WORK INSTRUCTIONS: Quote the passage on the spin oscillator's layer materials word for word and in full.

DOCUMENT PASSAGE:
——

The spin vibration layer 74b is formed of, for example, a 13-nm-thick magnetic film of Fe—Co—Al; the interlayer 74a, a 2-nm-thick copper film 74c; and interlayer 74c, a laminated film of copper and ruthenium. The interlayer 74a, spin vibration layer 74b, and interlayer 74c are sequentially laminated from the side of the main pole 66 to the side of the trailing-shield pole 68. The lower surface of the spin oscillator 74 is flush with the ABS of the slider. Preferably, width W1 of the trailing end surface 72a of the distal end portion 66a of the main pole 66 is greater than width W2 of the spin oscillator 74 along the track.

The material for the spin vibration layer 74b,besides Fe—Co—Al, may be a soft magnetic layer having relatively high saturated magnetic flux density and magnetic anisotropy in the film in-plane direction, such as Co—Fe, Co—Ni—Fe, Ni—Fe, Co—Zr—Nb, Fe—N, Fe—Si, Fe—Al—Si, Fe—Co—Al, Fe—Co—Si, or Co—Fe—B, or a Co—Cr-based magnetic alloy film whose magnetization is oriented in the film in-plane direction, such as Co—Ir. Further, a laminated film consisting of the above-described plurality of materials stacked in layers may be used for the spin vibration layer 74b to adjust saturation magnetization and an anisotropic magnetic field. Furthermore, for example, a 5- to 20-nm-thick film of a high-brass soft magnetic material (Fe—Co/Ni—Fe laminated film) can be used for the spin vibration layer 74b.

A nonmagnetic material with high spin permeability, such as copper, gold, or silver, can be used for the interlayers 74a and 74c. The film thickness of the interlayers 74a and 74c can be adjusted to one-atomic-layer thickness to about 3 nm.

——

SUPPLIED DATA:
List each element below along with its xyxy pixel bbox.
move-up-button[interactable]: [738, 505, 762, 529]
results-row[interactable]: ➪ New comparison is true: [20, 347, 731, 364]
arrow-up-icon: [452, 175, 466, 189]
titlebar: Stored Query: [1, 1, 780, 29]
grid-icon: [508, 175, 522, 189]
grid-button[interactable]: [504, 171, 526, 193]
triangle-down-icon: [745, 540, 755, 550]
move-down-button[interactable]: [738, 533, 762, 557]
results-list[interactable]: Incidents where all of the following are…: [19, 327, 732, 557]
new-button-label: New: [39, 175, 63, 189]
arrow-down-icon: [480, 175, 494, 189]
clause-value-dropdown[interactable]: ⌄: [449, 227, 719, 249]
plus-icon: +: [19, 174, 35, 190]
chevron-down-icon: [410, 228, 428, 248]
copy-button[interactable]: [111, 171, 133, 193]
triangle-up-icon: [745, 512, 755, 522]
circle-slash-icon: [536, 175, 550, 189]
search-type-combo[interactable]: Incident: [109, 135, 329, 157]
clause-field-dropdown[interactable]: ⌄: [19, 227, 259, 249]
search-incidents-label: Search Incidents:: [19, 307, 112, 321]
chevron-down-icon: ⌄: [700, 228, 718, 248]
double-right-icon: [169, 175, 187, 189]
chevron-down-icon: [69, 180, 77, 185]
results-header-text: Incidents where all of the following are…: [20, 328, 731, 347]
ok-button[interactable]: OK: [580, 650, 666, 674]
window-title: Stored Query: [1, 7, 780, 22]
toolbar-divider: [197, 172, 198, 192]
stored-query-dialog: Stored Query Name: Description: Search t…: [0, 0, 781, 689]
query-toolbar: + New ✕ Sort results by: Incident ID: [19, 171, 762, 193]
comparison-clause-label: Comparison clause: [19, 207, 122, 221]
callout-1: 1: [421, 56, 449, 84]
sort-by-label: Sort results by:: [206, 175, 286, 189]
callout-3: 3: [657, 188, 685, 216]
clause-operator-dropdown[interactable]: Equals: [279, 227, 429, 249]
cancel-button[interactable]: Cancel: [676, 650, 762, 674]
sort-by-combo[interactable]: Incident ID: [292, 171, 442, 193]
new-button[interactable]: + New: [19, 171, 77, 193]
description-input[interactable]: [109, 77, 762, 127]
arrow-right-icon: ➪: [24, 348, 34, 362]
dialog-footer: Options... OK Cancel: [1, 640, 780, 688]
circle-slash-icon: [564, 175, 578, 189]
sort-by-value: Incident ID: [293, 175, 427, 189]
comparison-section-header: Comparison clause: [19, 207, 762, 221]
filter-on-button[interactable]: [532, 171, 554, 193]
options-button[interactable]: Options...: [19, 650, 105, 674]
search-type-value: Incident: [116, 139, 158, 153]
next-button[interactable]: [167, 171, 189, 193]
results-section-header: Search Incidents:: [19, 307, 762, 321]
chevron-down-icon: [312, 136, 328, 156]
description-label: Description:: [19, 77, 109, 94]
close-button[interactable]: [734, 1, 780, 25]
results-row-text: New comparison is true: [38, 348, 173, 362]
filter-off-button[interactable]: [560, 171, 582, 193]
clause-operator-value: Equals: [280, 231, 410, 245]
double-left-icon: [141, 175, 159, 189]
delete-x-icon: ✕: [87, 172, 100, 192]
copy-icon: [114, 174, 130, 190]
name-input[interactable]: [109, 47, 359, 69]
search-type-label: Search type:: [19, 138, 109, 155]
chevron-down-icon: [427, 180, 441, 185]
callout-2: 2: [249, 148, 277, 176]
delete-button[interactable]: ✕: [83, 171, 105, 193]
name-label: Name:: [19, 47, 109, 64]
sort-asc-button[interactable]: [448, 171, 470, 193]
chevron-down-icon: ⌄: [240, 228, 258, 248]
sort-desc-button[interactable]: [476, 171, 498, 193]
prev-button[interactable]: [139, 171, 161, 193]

——

SOLUTION FOR THIS PROBLEM:
The spin vibration layer 74b is formed of, for example, a 13-nm-thick magnetic film of Fe—Co—Al; the interlayer 74a, a 2-nm-thick copper film 74c; and interlayer 74c, a laminated film of copper and ruthenium. The interlayer 74a, spin vibration layer 74b, and interlayer 74c are sequentially laminated from the side of the main pole 66 to the side of the trailing-shield pole 68. The lower surface of the spin oscillator 74 is flush with the ABS of the slider. Preferably, width W1 of the trailing end surface 72a of the distal end portion 66a of the main pole 66 is greater than width W2 of the spin oscillator 74 along the track.

The material for the spin vibration layer 74b,besides Fe—Co—Al, may be a soft magnetic layer having relatively high saturated magnetic flux density and magnetic anisotropy in the film in-plane direction, such as Co—Fe, Co—Ni—Fe, Ni—Fe, Co—Zr—Nb, Fe—N, Fe—Si, Fe—Al—Si, Fe—Co—Al, Fe—Co—Si, or Co—Fe—B, or a Co—Cr-based magnetic alloy film whose magnetization is oriented in the film in-plane direction, such as Co—Ir. Further, a laminated film consisting of the above-described plurality of materials stacked in layers may be used for the spin vibration layer 74b to adjust saturation magnetization and an anisotropic magnetic field. Furthermore, for example, a 5- to 20-nm-thick film of a high-brass soft magnetic material (Fe—Co/Ni—Fe laminated film) can be used for the spin vibration layer 74b.

A nonmagnetic material with high spin permeability, such as copper, gold, or silver, can be used for the interlayers 74a and 74c. The film thickness of the interlayers 74a and 74c can be adjusted to one-atomic-layer thickness to about 3 nm.